▶ Records shown:
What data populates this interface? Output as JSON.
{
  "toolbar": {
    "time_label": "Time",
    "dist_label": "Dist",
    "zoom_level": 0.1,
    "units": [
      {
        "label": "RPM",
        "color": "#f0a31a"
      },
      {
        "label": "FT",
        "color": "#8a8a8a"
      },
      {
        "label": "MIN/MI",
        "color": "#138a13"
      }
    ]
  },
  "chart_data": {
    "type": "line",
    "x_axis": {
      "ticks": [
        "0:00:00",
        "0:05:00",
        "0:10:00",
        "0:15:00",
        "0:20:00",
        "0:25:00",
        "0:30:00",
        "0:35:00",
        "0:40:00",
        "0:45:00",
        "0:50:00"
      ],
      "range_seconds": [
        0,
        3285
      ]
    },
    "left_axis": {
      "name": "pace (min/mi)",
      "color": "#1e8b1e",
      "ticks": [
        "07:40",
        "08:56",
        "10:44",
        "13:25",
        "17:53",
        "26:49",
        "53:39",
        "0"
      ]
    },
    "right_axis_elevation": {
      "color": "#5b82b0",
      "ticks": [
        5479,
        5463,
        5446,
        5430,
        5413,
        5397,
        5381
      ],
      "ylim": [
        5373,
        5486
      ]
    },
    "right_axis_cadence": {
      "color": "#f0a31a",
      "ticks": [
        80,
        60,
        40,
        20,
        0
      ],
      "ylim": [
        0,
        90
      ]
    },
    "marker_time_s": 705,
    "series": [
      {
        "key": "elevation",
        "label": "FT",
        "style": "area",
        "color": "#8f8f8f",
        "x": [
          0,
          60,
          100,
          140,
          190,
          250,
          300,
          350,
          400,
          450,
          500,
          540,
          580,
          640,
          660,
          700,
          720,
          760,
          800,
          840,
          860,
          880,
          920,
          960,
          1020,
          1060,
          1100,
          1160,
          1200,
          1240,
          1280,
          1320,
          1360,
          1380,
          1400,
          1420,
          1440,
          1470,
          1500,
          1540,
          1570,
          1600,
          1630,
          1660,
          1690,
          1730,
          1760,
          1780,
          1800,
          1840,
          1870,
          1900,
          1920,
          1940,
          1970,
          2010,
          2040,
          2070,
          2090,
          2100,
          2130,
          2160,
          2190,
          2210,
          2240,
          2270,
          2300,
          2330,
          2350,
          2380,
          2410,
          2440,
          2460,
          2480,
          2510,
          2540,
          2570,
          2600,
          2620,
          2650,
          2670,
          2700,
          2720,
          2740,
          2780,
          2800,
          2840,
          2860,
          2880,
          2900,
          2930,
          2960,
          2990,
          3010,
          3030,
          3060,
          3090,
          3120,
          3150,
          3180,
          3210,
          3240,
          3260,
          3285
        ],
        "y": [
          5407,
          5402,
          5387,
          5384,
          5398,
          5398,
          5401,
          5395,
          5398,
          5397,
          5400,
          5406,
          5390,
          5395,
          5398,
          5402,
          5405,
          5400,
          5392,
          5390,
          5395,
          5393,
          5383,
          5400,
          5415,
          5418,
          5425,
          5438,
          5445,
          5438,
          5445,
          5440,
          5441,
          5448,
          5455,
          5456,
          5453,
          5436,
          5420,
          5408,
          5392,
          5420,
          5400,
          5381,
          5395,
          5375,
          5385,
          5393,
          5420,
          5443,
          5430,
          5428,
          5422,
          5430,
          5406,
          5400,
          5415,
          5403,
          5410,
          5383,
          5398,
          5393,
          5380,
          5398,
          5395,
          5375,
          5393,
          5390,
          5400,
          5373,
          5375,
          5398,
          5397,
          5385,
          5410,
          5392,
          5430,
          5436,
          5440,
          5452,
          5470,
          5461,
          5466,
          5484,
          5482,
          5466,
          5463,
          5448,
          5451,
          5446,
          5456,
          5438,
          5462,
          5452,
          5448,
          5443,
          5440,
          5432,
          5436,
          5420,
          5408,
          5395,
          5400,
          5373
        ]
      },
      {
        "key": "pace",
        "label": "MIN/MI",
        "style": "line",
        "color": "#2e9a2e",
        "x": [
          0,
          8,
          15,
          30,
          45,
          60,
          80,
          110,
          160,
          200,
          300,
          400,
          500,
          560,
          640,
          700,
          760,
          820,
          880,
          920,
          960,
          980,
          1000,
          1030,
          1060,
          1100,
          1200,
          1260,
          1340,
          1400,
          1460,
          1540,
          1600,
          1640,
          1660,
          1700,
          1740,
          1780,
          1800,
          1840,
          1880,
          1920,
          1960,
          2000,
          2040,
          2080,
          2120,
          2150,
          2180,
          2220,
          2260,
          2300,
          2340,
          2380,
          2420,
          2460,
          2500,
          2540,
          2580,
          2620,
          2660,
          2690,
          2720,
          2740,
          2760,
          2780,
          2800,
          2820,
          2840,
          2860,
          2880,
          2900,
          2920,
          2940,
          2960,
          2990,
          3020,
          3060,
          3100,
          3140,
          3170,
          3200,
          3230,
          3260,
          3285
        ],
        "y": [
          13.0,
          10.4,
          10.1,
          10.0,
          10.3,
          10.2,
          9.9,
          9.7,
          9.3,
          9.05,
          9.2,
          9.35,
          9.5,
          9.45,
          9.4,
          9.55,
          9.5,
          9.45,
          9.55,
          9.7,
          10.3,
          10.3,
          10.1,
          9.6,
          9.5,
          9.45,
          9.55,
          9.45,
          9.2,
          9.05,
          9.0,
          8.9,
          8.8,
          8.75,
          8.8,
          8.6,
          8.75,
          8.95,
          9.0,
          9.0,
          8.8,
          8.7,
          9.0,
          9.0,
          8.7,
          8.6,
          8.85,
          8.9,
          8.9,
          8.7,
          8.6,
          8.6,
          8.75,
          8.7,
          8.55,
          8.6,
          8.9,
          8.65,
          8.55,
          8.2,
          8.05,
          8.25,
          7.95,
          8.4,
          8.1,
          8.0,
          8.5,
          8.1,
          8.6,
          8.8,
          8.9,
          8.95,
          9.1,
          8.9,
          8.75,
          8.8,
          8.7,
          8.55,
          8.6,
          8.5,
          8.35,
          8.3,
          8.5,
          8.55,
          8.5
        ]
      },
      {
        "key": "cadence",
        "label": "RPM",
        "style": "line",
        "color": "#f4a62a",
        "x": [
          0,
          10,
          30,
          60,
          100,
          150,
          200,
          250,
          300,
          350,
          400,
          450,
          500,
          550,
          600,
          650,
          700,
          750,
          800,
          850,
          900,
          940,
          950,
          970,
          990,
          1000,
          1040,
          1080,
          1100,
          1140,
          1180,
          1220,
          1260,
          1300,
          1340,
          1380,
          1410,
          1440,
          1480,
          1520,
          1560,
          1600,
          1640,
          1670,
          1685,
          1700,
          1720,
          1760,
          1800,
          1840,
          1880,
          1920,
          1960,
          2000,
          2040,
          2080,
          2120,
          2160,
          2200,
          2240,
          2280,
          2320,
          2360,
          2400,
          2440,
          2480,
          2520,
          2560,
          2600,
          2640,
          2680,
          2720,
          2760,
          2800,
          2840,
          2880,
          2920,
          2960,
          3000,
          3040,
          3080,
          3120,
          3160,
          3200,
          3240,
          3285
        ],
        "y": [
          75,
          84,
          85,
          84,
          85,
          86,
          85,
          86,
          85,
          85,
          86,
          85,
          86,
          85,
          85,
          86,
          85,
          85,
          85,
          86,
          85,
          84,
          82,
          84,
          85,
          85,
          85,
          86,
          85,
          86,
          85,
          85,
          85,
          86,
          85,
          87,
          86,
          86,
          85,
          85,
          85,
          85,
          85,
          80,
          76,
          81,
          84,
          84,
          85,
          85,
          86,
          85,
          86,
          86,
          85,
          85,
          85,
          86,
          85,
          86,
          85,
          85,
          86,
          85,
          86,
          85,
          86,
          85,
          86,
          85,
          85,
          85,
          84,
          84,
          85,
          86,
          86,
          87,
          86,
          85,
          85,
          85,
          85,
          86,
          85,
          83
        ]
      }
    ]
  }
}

▶ Directions for this task: Gather every line containing the word "color" and copy it.

▶ Result below:
        "color": "#f0a31a"
        "color": "#8a8a8a"
        "color": "#138a13"
      "color": "#1e8b1e",
      "color": "#5b82b0",
      "color": "#f0a31a",
        "color": "#8f8f8f",
        "color": "#2e9a2e",
        "color": "#f4a62a",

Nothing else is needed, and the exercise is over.